Which lines hold the word "Order"? Copy each of them.

##############################

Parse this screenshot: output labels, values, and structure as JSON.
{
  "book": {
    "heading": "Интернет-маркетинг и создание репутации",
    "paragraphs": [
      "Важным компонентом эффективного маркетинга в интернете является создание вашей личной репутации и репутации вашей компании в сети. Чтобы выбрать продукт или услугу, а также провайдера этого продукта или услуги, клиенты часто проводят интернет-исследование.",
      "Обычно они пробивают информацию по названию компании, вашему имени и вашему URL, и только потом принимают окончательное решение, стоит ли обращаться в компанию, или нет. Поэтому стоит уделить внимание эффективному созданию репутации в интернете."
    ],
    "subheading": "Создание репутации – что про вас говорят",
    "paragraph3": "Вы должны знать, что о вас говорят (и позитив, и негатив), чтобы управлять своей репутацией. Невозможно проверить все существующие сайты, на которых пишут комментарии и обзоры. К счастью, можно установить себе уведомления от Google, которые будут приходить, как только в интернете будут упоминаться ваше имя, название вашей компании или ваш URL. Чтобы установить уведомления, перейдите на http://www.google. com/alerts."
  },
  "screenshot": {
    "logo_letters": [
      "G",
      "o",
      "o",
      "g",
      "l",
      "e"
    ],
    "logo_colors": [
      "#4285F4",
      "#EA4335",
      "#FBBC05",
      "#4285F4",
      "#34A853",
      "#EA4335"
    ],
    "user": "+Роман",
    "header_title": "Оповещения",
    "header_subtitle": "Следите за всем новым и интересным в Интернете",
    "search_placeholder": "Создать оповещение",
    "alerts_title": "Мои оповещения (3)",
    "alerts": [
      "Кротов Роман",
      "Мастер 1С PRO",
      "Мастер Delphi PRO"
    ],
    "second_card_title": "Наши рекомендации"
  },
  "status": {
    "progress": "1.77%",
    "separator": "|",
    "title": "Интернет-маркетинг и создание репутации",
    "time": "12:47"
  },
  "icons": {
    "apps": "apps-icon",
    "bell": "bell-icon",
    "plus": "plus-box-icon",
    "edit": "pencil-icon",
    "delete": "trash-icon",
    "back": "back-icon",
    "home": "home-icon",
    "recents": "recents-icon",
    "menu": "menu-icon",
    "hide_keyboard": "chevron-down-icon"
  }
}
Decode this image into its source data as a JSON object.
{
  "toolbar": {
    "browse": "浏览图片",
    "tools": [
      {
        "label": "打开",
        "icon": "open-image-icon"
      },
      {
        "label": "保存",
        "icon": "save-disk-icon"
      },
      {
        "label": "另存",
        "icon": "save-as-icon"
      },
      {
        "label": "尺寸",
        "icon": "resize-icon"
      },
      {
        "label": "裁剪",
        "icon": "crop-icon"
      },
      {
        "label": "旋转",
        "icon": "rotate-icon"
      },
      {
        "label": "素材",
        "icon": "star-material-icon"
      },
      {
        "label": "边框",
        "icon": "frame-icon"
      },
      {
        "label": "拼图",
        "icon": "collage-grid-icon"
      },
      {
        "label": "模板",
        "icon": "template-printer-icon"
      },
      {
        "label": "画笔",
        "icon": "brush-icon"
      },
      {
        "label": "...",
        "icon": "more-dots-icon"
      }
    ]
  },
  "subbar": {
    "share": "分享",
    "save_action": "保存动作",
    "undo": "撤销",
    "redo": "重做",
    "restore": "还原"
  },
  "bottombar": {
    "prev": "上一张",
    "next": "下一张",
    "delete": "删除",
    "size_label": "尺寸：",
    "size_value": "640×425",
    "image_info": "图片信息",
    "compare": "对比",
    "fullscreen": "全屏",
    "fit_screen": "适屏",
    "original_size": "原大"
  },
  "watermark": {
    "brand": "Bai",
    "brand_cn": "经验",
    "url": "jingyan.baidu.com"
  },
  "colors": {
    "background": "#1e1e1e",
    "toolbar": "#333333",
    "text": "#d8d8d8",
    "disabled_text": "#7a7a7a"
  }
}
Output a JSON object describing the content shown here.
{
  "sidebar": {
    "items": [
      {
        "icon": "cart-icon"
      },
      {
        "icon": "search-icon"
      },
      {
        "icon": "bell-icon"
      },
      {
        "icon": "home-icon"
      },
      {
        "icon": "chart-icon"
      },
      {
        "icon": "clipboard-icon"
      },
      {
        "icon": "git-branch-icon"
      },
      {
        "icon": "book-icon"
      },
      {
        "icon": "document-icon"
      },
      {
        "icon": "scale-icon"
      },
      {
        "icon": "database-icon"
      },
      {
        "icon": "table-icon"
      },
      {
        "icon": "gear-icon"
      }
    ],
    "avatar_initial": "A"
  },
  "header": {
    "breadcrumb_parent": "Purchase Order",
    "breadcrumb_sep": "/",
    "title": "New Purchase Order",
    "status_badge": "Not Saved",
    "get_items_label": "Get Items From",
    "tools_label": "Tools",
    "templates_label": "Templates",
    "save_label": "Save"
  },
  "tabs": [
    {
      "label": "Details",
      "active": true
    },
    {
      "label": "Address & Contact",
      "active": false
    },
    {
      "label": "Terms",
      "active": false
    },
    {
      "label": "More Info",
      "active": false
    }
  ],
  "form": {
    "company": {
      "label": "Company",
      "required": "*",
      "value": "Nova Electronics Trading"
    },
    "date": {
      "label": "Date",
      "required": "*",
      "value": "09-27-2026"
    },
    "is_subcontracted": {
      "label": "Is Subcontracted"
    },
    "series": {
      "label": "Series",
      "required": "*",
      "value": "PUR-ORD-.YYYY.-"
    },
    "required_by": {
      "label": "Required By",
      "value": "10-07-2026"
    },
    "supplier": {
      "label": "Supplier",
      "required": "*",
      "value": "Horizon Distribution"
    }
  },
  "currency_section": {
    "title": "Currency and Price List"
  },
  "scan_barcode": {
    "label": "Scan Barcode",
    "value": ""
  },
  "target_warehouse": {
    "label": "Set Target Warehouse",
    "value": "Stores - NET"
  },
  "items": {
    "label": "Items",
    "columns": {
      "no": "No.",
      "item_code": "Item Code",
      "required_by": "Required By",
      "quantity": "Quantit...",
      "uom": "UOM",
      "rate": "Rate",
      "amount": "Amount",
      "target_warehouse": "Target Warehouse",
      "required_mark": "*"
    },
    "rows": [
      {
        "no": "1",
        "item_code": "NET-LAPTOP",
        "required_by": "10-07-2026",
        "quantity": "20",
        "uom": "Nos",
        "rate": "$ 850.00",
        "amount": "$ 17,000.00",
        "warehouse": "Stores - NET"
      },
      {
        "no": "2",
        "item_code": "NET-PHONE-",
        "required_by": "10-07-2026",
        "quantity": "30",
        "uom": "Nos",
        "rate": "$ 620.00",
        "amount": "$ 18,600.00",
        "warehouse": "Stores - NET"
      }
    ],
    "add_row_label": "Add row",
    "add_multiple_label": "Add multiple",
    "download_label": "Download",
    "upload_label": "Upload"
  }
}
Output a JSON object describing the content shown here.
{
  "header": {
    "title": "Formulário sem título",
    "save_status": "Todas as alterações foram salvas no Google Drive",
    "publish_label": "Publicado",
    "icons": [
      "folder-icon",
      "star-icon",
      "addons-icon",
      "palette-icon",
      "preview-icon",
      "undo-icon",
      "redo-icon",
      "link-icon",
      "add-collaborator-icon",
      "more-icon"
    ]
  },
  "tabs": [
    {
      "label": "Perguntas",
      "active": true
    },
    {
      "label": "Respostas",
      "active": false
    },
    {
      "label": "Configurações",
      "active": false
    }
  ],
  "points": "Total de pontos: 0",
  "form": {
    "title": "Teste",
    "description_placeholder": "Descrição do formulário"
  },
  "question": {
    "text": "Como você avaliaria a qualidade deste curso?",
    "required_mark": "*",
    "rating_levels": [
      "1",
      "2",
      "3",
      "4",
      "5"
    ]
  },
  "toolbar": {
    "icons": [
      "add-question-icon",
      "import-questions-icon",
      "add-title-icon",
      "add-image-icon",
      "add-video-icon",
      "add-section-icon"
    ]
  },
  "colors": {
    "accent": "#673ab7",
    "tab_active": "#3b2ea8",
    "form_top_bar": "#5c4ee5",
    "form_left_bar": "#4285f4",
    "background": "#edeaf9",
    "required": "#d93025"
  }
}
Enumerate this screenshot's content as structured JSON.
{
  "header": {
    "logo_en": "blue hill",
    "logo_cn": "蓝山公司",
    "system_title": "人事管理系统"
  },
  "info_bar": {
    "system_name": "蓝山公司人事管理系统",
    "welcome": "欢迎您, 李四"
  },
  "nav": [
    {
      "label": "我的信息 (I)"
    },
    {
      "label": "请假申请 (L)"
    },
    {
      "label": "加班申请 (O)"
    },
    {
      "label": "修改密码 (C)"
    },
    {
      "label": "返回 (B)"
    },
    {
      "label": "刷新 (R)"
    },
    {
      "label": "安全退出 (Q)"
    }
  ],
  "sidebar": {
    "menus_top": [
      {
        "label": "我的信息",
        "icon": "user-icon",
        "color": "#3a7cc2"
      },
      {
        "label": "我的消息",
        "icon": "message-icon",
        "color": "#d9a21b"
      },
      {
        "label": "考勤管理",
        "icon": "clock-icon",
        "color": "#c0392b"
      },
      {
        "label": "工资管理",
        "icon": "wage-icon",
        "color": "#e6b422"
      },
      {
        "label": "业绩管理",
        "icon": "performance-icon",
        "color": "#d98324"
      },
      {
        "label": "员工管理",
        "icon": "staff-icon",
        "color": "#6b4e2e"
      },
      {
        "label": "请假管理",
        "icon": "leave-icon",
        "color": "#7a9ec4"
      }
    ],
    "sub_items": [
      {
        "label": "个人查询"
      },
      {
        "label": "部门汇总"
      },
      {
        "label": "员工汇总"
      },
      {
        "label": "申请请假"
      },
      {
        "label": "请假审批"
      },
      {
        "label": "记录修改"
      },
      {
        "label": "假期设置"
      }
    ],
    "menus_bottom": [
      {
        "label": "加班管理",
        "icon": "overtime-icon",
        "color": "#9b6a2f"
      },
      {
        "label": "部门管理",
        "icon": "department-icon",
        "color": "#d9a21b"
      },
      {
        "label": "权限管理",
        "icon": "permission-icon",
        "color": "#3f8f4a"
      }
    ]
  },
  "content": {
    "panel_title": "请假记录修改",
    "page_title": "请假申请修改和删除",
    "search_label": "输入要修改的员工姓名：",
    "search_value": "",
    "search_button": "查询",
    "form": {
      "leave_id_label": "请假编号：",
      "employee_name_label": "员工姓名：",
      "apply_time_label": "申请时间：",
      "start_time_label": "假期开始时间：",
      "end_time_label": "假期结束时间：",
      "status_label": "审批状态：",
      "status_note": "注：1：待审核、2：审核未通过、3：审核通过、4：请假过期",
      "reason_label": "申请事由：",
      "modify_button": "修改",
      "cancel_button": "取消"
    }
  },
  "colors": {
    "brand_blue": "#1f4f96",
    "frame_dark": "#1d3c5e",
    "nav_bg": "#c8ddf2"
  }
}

##############################

_Task result_.
    "breadcrumb_parent": "Purchase Order",
    "title": "New Purchase Order",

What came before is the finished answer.